══ Entries supplied
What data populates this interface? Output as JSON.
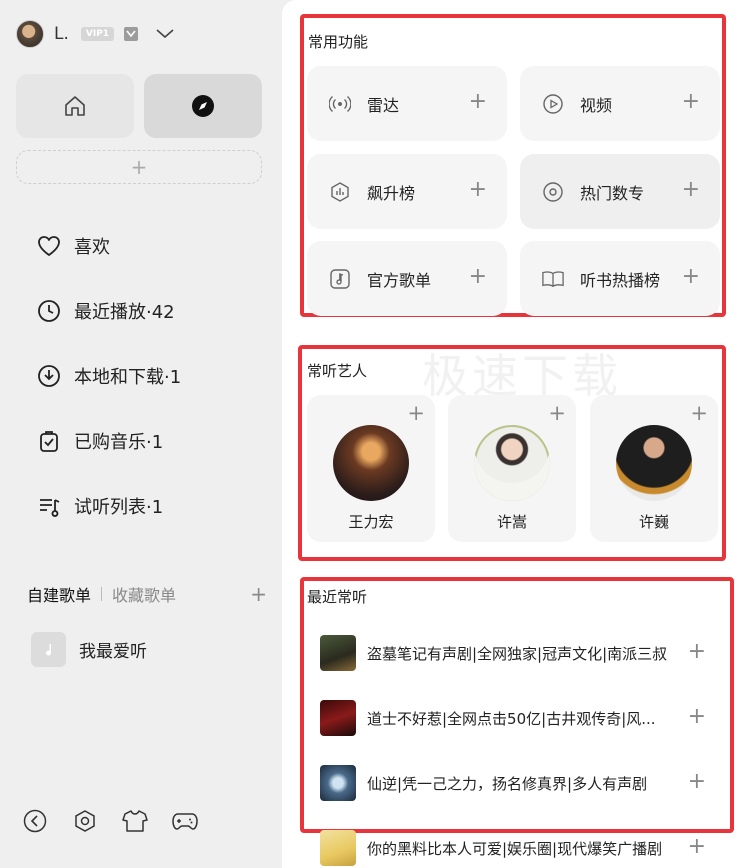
{
  "user": {
    "name": "L.",
    "vip_label": "VIP1"
  },
  "nav": {
    "add_symbol": "+"
  },
  "menu": [
    {
      "label": "喜欢",
      "icon": "heart-icon"
    },
    {
      "label": "最近播放·42",
      "icon": "clock-icon"
    },
    {
      "label": "本地和下载·1",
      "icon": "download-icon"
    },
    {
      "label": "已购音乐·1",
      "icon": "purchased-icon"
    },
    {
      "label": "试听列表·1",
      "icon": "playlist-icon"
    }
  ],
  "playlists": {
    "tab_created": "自建歌单",
    "tab_collected": "收藏歌单",
    "add_symbol": "+",
    "items": [
      {
        "name": "我最爱听"
      }
    ]
  },
  "common_functions": {
    "title": "常用功能",
    "items": [
      {
        "label": "雷达",
        "icon": "radar-icon"
      },
      {
        "label": "视频",
        "icon": "video-icon"
      },
      {
        "label": "飙升榜",
        "icon": "rising-chart-icon"
      },
      {
        "label": "热门数专",
        "icon": "disc-icon"
      },
      {
        "label": "官方歌单",
        "icon": "music-note-icon"
      },
      {
        "label": "听书热播榜",
        "icon": "book-icon"
      }
    ],
    "plus_symbol": "+"
  },
  "artists": {
    "title": "常听艺人",
    "items": [
      {
        "name": "王力宏"
      },
      {
        "name": "许嵩"
      },
      {
        "name": "许巍"
      }
    ]
  },
  "recent": {
    "title": "最近常听",
    "items": [
      {
        "title": "盗墓笔记有声剧|全网独家|冠声文化|南派三叔"
      },
      {
        "title": "道士不好惹|全网点击50亿|古井观传奇|风..."
      },
      {
        "title": "仙逆|凭一己之力，扬名修真界|多人有声剧"
      },
      {
        "title": "你的黑料比本人可爱|娱乐圈|现代爆笑广播剧"
      }
    ]
  },
  "watermark": "极速下载",
  "colors": {
    "highlight": "#e8353b",
    "sidebar_bg": "#efefef",
    "card_bg": "#f5f5f5"
  }
}
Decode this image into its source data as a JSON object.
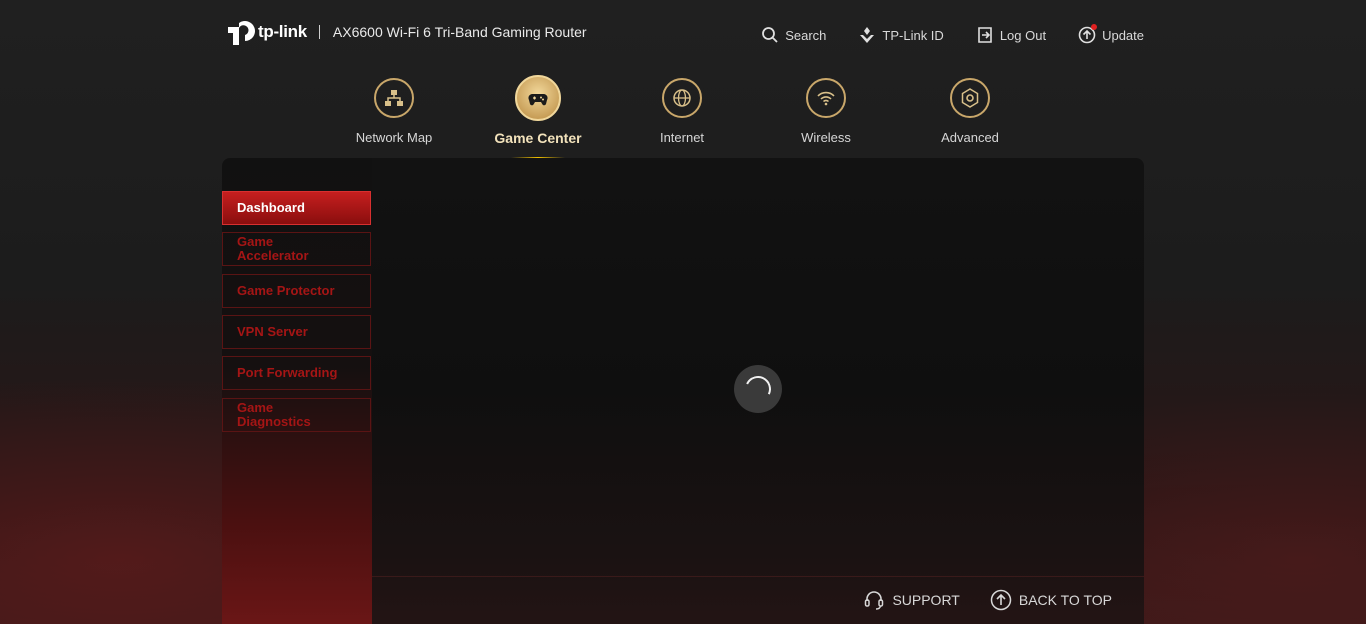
{
  "header": {
    "brand": "tp-link",
    "model": "AX6600 Wi-Fi 6 Tri-Band Gaming Router",
    "actions": [
      {
        "label": "Search",
        "icon": "search-icon"
      },
      {
        "label": "TP-Link ID",
        "icon": "tplink-id-icon"
      },
      {
        "label": "Log Out",
        "icon": "logout-icon"
      },
      {
        "label": "Update",
        "icon": "update-icon"
      }
    ]
  },
  "nav": {
    "items": [
      {
        "label": "Network Map",
        "icon": "network-map-icon"
      },
      {
        "label": "Game Center",
        "icon": "gamepad-icon",
        "active": true
      },
      {
        "label": "Internet",
        "icon": "globe-icon"
      },
      {
        "label": "Wireless",
        "icon": "wifi-icon"
      },
      {
        "label": "Advanced",
        "icon": "gear-icon"
      }
    ]
  },
  "sidebar": {
    "items": [
      {
        "label": "Dashboard",
        "active": true
      },
      {
        "label": "Game Accelerator"
      },
      {
        "label": "Game Protector"
      },
      {
        "label": "VPN Server"
      },
      {
        "label": "Port Forwarding"
      },
      {
        "label": "Game Diagnostics"
      }
    ]
  },
  "footer": {
    "support": "SUPPORT",
    "back_to_top": "BACK TO TOP"
  },
  "colors": {
    "accent_red": "#c61f1f",
    "gold": "#c9a76a",
    "active_underline": "#f0c000"
  }
}
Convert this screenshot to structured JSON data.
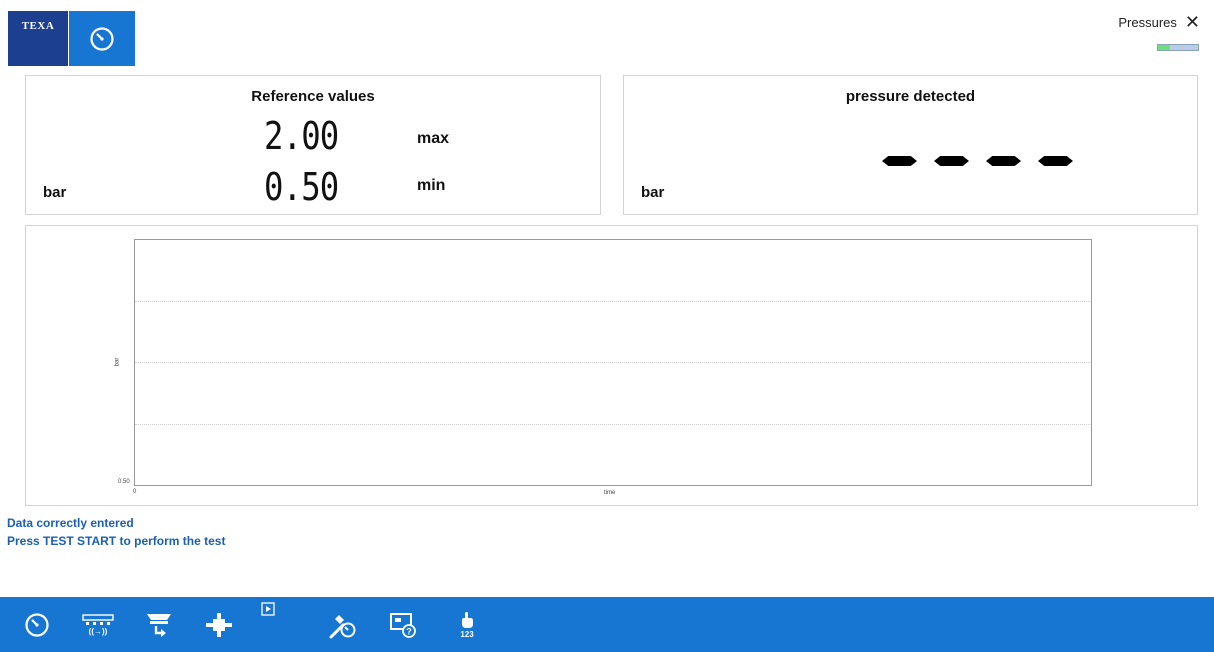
{
  "header": {
    "brand": "TEXA",
    "app_icon": "gauge-icon",
    "title": "Pressures",
    "close_icon": "close-icon",
    "progress_fraction": 0.3
  },
  "reference_panel": {
    "title": "Reference values",
    "max_value": "2.00",
    "max_label": "max",
    "min_value": "0.50",
    "min_label": "min",
    "unit": "bar"
  },
  "detected_panel": {
    "title": "pressure detected",
    "unit": "bar"
  },
  "chart": {
    "ylabel": "bar",
    "xlabel": "time",
    "y_min_label": "0.50",
    "x_min_label": "0"
  },
  "messages": {
    "line1": "Data correctly entered",
    "line2": "Press TEST START to perform the test"
  },
  "toolbar": {
    "items": [
      {
        "icon": "gauge-icon"
      },
      {
        "icon": "communication-icon",
        "label": "((→))"
      },
      {
        "icon": "component-arrow-icon"
      },
      {
        "icon": "actuator-icon"
      },
      {
        "icon": "play-small-icon"
      },
      {
        "icon": "wrench-gauge-icon"
      },
      {
        "icon": "info-panel-icon"
      },
      {
        "icon": "touch-hand-icon",
        "label": "123"
      }
    ]
  }
}
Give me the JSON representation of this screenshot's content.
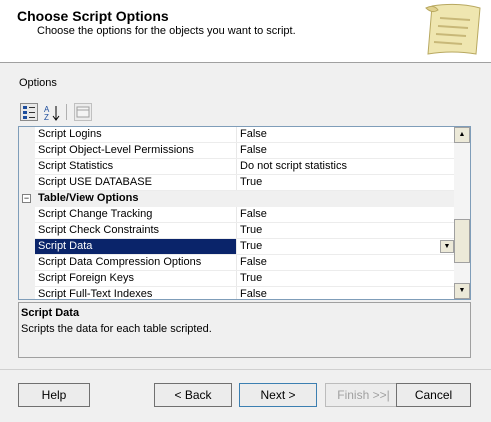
════
**Aim:**
Every record above should be written out again without change, except that the pictures are left out.

**The reply:**
What data populates this interface? Output as JSON.
{
  "user": {
    "name": "L.",
    "vip_label": "VIP1"
  },
  "nav": {
    "add_symbol": "+"
  },
  "menu": [
    {
      "label": "喜欢",
      "icon": "heart-icon"
    },
    {
      "label": "最近播放·42",
      "icon": "clock-icon"
    },
    {
      "label": "本地和下载·1",
      "icon": "download-icon"
    },
    {
      "label": "已购音乐·1",
      "icon": "purchased-icon"
    },
    {
      "label": "试听列表·1",
      "icon": "playlist-icon"
    }
  ],
  "playlists": {
    "tab_created": "自建歌单",
    "tab_collected": "收藏歌单",
    "add_symbol": "+",
    "items": [
      {
        "name": "我最爱听"
      }
    ]
  },
  "common_functions": {
    "title": "常用功能",
    "items": [
      {
        "label": "雷达",
        "icon": "radar-icon"
      },
      {
        "label": "视频",
        "icon": "video-icon"
      },
      {
        "label": "飙升榜",
        "icon": "rising-chart-icon"
      },
      {
        "label": "热门数专",
        "icon": "disc-icon"
      },
      {
        "label": "官方歌单",
        "icon": "music-note-icon"
      },
      {
        "label": "听书热播榜",
        "icon": "book-icon"
      }
    ],
    "plus_symbol": "+"
  },
  "artists": {
    "title": "常听艺人",
    "items": [
      {
        "name": "王力宏"
      },
      {
        "name": "许嵩"
      },
      {
        "name": "许巍"
      }
    ]
  },
  "recent": {
    "title": "最近常听",
    "items": [
      {
        "title": "盗墓笔记有声剧|全网独家|冠声文化|南派三叔"
      },
      {
        "title": "道士不好惹|全网点击50亿|古井观传奇|风..."
      },
      {
        "title": "仙逆|凭一己之力，扬名修真界|多人有声剧"
      },
      {
        "title": "你的黑料比本人可爱|娱乐圈|现代爆笑广播剧"
      }
    ]
  },
  "watermark": "极速下载",
  "colors": {
    "highlight": "#e8353b",
    "sidebar_bg": "#efefef",
    "card_bg": "#f5f5f5"
  }
}
Decode this image into its source data as a JSON object.
{
  "header": {
    "brand": "tp-link",
    "model": "AX6600 Wi-Fi 6 Tri-Band Gaming Router",
    "actions": [
      {
        "label": "Search",
        "icon": "search-icon"
      },
      {
        "label": "TP-Link ID",
        "icon": "tplink-id-icon"
      },
      {
        "label": "Log Out",
        "icon": "logout-icon"
      },
      {
        "label": "Update",
        "icon": "update-icon"
      }
    ]
  },
  "nav": {
    "items": [
      {
        "label": "Network Map",
        "icon": "network-map-icon"
      },
      {
        "label": "Game Center",
        "icon": "gamepad-icon",
        "active": true
      },
      {
        "label": "Internet",
        "icon": "globe-icon"
      },
      {
        "label": "Wireless",
        "icon": "wifi-icon"
      },
      {
        "label": "Advanced",
        "icon": "gear-icon"
      }
    ]
  },
  "sidebar": {
    "items": [
      {
        "label": "Dashboard",
        "active": true
      },
      {
        "label": "Game Accelerator"
      },
      {
        "label": "Game Protector"
      },
      {
        "label": "VPN Server"
      },
      {
        "label": "Port Forwarding"
      },
      {
        "label": "Game Diagnostics"
      }
    ]
  },
  "footer": {
    "support": "SUPPORT",
    "back_to_top": "BACK TO TOP"
  },
  "colors": {
    "accent_red": "#c61f1f",
    "gold": "#c9a76a",
    "active_underline": "#f0c000"
  }
}
Convert this screenshot to structured JSON data.
{
  "header": {
    "brand": "TEXA",
    "app_icon": "gauge-icon",
    "title": "Pressures",
    "close_icon": "close-icon",
    "progress_fraction": 0.3
  },
  "reference_panel": {
    "title": "Reference values",
    "max_value": "2.00",
    "max_label": "max",
    "min_value": "0.50",
    "min_label": "min",
    "unit": "bar"
  },
  "detected_panel": {
    "title": "pressure detected",
    "unit": "bar"
  },
  "chart": {
    "ylabel": "bar",
    "xlabel": "time",
    "y_min_label": "0.50",
    "x_min_label": "0"
  },
  "messages": {
    "line1": "Data correctly entered",
    "line2": "Press TEST START to perform the test"
  },
  "toolbar": {
    "items": [
      {
        "icon": "gauge-icon"
      },
      {
        "icon": "communication-icon",
        "label": "((→))"
      },
      {
        "icon": "component-arrow-icon"
      },
      {
        "icon": "actuator-icon"
      },
      {
        "icon": "play-small-icon"
      },
      {
        "icon": "wrench-gauge-icon"
      },
      {
        "icon": "info-panel-icon"
      },
      {
        "icon": "touch-hand-icon",
        "label": "123"
      }
    ]
  }
}
Give me the JSON representation of this screenshot's content.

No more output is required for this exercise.